**EXERCISE DETAILS:** Extract every line starting at the line that contains "Type out the text in this image." and ending with the final line of the data, inclusive; give only those lines, word for word.

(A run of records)
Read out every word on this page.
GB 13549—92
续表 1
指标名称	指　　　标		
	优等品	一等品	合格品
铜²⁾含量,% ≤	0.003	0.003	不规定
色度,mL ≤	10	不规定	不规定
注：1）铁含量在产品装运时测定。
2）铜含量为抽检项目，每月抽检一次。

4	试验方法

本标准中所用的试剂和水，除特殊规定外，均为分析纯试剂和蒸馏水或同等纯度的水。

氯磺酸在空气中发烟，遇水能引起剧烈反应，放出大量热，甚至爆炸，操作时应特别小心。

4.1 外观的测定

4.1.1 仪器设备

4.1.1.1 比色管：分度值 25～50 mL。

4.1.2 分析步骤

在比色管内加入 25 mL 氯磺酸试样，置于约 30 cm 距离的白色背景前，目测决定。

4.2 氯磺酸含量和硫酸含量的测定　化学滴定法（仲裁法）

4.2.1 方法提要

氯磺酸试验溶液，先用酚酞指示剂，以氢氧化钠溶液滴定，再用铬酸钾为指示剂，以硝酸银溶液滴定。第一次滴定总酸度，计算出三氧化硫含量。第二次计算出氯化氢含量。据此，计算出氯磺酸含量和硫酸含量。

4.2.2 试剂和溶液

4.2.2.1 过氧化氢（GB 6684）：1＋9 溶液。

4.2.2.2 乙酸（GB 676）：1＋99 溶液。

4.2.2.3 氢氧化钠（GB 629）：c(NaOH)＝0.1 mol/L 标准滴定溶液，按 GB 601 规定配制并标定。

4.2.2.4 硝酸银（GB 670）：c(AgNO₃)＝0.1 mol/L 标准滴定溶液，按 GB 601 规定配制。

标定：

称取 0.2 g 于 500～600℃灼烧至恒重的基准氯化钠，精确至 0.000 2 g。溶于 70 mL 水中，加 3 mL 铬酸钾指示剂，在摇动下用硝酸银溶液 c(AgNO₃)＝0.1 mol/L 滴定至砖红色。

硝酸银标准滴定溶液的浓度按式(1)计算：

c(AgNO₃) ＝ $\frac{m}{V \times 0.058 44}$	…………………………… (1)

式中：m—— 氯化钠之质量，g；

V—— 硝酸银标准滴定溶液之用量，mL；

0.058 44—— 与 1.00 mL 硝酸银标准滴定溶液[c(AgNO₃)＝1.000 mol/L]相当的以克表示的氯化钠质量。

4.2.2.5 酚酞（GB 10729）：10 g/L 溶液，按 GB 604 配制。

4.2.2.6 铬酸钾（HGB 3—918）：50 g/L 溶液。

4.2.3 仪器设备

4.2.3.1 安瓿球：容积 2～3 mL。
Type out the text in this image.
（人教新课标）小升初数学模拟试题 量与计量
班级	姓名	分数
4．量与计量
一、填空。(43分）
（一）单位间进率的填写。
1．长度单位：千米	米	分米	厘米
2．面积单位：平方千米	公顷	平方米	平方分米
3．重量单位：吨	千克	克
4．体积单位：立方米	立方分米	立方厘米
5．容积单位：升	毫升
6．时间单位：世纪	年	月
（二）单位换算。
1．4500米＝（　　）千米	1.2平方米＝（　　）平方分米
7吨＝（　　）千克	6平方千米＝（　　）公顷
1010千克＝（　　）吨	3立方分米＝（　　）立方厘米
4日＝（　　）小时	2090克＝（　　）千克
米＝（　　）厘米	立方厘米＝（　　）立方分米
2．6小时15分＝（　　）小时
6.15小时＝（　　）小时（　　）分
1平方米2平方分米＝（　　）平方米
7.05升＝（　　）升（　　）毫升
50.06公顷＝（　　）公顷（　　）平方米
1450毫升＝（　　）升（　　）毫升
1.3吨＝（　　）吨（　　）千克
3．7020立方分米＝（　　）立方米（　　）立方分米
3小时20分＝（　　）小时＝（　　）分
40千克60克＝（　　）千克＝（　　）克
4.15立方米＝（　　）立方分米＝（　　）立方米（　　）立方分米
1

**CORRECT RESPONSE:**
Type out the text in this image.
（人教新课标）小升初数学模拟试题 量与计量
班级	姓名	分数
4．量与计量
一、填空。(43分）
（一）单位间进率的填写。
1．长度单位：千米	米	分米	厘米
2．面积单位：平方千米	公顷	平方米	平方分米
3．重量单位：吨	千克	克
4．体积单位：立方米	立方分米	立方厘米
5．容积单位：升	毫升
6．时间单位：世纪	年	月
（二）单位换算。
1．4500米＝（　　）千米	1.2平方米＝（　　）平方分米
7吨＝（　　）千克	6平方千米＝（　　）公顷
1010千克＝（　　）吨	3立方分米＝（　　）立方厘米
4日＝（　　）小时	2090克＝（　　）千克
米＝（　　）厘米	立方厘米＝（　　）立方分米
2．6小时15分＝（　　）小时
6.15小时＝（　　）小时（　　）分
1平方米2平方分米＝（　　）平方米
7.05升＝（　　）升（　　）毫升
50.06公顷＝（　　）公顷（　　）平方米
1450毫升＝（　　）升（　　）毫升
1.3吨＝（　　）吨（　　）千克
3．7020立方分米＝（　　）立方米（　　）立方分米
3小时20分＝（　　）小时＝（　　）分
40千克60克＝（　　）千克＝（　　）克
4.15立方米＝（　　）立方分米＝（　　）立方米（　　）立方分米
1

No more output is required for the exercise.